• PROBLEM STATEMENT
List each line of the data that holds the string "JSON".

• MATERIAL SHOWN

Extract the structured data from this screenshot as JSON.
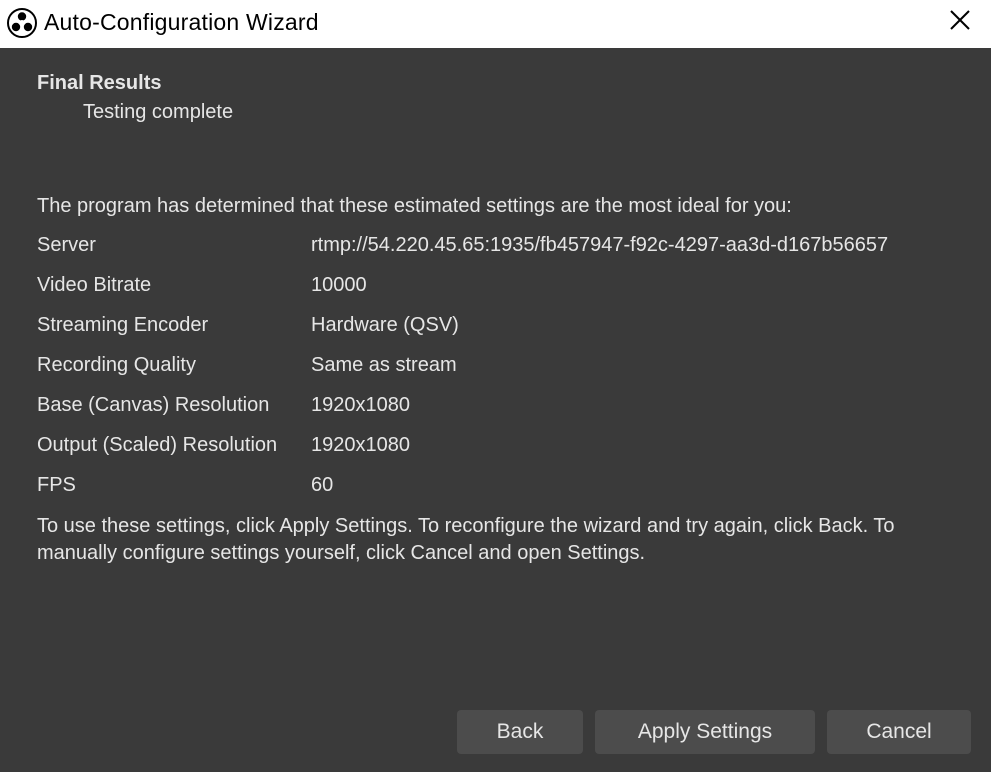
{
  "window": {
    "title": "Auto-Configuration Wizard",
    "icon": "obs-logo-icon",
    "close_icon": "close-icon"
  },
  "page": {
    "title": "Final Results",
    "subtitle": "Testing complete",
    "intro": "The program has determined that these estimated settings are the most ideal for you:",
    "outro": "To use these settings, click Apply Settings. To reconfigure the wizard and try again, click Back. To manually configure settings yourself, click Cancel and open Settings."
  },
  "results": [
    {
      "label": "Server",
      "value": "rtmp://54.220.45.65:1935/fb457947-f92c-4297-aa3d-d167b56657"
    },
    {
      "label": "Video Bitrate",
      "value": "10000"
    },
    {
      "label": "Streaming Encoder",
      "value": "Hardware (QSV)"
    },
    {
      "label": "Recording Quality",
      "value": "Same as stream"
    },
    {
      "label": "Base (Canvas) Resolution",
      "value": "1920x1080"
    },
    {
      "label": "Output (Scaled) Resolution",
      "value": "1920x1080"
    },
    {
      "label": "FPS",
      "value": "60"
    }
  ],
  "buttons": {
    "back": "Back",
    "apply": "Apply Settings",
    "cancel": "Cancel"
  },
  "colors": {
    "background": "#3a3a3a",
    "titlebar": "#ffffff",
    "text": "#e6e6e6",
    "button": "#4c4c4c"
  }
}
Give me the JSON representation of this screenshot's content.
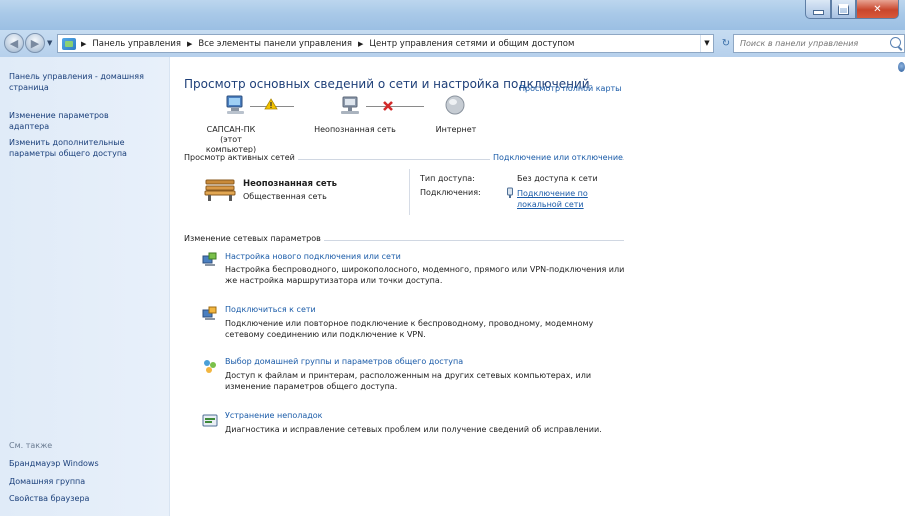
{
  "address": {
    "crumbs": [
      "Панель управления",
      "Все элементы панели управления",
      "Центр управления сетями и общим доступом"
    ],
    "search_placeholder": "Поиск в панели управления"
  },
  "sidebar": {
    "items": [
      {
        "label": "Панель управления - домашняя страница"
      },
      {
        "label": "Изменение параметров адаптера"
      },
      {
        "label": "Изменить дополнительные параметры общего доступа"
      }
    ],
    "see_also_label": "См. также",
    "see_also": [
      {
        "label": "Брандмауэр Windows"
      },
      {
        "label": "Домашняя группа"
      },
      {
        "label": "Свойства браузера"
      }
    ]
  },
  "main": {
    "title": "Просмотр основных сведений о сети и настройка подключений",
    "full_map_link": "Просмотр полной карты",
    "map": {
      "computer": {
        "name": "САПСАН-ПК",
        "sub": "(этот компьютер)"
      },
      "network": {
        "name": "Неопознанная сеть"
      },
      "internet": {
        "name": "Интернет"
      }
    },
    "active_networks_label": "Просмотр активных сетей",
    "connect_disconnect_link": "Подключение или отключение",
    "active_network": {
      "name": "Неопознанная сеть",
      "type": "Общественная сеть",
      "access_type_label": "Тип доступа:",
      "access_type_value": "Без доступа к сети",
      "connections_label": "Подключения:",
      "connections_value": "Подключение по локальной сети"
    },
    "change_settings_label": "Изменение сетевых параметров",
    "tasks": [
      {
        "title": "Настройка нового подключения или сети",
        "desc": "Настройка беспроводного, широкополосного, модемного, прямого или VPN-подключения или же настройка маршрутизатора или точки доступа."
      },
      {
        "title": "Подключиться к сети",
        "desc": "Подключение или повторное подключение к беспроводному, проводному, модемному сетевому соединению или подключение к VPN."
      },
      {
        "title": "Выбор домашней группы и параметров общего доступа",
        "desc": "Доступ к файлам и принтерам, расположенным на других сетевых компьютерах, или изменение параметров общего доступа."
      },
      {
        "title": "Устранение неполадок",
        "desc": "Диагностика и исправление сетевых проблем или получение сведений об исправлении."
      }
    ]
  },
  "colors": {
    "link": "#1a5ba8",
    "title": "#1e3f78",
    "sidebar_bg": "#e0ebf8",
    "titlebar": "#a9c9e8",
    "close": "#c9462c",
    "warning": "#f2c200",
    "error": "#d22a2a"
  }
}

• RESULT OF THE EXERCISE
Extract the structured data from this screenshot as JSON.
Give me the JSON representation of this screenshot's content.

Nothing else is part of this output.